— Start of Task input —
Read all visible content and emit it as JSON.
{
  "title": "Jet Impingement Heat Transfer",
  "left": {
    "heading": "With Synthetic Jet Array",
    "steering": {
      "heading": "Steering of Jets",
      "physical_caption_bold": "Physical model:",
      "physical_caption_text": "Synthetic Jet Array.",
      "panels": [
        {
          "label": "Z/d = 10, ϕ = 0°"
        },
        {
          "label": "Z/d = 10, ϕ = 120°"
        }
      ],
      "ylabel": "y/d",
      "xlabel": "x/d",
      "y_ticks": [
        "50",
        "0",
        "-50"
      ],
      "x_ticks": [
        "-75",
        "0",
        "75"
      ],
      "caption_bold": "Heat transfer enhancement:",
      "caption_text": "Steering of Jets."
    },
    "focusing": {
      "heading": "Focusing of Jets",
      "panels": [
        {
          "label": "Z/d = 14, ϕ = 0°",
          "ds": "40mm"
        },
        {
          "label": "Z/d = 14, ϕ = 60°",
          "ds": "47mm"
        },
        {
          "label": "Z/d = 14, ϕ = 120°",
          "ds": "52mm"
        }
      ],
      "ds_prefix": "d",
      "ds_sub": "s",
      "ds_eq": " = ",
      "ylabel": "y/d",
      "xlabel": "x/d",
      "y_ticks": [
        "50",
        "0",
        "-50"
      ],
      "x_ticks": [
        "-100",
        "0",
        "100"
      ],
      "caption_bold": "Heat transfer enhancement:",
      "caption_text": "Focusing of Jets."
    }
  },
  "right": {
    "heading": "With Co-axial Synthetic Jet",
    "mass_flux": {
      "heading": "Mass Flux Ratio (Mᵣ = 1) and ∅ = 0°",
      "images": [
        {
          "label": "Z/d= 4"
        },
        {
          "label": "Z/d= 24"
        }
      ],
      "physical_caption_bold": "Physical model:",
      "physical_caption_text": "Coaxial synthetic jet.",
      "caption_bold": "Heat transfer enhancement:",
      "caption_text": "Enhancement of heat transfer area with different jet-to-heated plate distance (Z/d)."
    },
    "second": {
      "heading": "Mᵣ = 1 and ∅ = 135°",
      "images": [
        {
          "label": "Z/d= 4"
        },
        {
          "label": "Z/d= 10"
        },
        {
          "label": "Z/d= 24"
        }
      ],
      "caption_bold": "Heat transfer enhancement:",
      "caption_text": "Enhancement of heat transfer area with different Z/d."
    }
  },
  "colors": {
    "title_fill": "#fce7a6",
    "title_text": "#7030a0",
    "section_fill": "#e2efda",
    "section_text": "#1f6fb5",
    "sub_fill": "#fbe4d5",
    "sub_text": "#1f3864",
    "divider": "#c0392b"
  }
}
— End of Task input —
Return the listing above in full, character for character.

Read all visible content and emit it as JSON.
{
  "title": "Jet Impingement Heat Transfer",
  "left": {
    "heading": "With Synthetic Jet Array",
    "steering": {
      "heading": "Steering of Jets",
      "physical_caption_bold": "Physical model:",
      "physical_caption_text": "Synthetic Jet Array.",
      "panels": [
        {
          "label": "Z/d = 10, ϕ = 0°"
        },
        {
          "label": "Z/d = 10, ϕ = 120°"
        }
      ],
      "ylabel": "y/d",
      "xlabel": "x/d",
      "y_ticks": [
        "50",
        "0",
        "-50"
      ],
      "x_ticks": [
        "-75",
        "0",
        "75"
      ],
      "caption_bold": "Heat transfer enhancement:",
      "caption_text": "Steering of Jets."
    },
    "focusing": {
      "heading": "Focusing of Jets",
      "panels": [
        {
          "label": "Z/d = 14, ϕ = 0°",
          "ds": "40mm"
        },
        {
          "label": "Z/d = 14, ϕ = 60°",
          "ds": "47mm"
        },
        {
          "label": "Z/d = 14, ϕ = 120°",
          "ds": "52mm"
        }
      ],
      "ds_prefix": "d",
      "ds_sub": "s",
      "ds_eq": " = ",
      "ylabel": "y/d",
      "xlabel": "x/d",
      "y_ticks": [
        "50",
        "0",
        "-50"
      ],
      "x_ticks": [
        "-100",
        "0",
        "100"
      ],
      "caption_bold": "Heat transfer enhancement:",
      "caption_text": "Focusing of Jets."
    }
  },
  "right": {
    "heading": "With Co-axial Synthetic Jet",
    "mass_flux": {
      "heading": "Mass Flux Ratio (Mᵣ = 1) and ∅ = 0°",
      "images": [
        {
          "label": "Z/d= 4"
        },
        {
          "label": "Z/d= 24"
        }
      ],
      "physical_caption_bold": "Physical model:",
      "physical_caption_text": "Coaxial synthetic jet.",
      "caption_bold": "Heat transfer enhancement:",
      "caption_text": "Enhancement of heat transfer area with different jet-to-heated plate distance (Z/d)."
    },
    "second": {
      "heading": "Mᵣ = 1 and ∅ = 135°",
      "images": [
        {
          "label": "Z/d= 4"
        },
        {
          "label": "Z/d= 10"
        },
        {
          "label": "Z/d= 24"
        }
      ],
      "caption_bold": "Heat transfer enhancement:",
      "caption_text": "Enhancement of heat transfer area with different Z/d."
    }
  },
  "colors": {
    "title_fill": "#fce7a6",
    "title_text": "#7030a0",
    "section_fill": "#e2efda",
    "section_text": "#1f6fb5",
    "sub_fill": "#fbe4d5",
    "sub_text": "#1f3864",
    "divider": "#c0392b"
  }
}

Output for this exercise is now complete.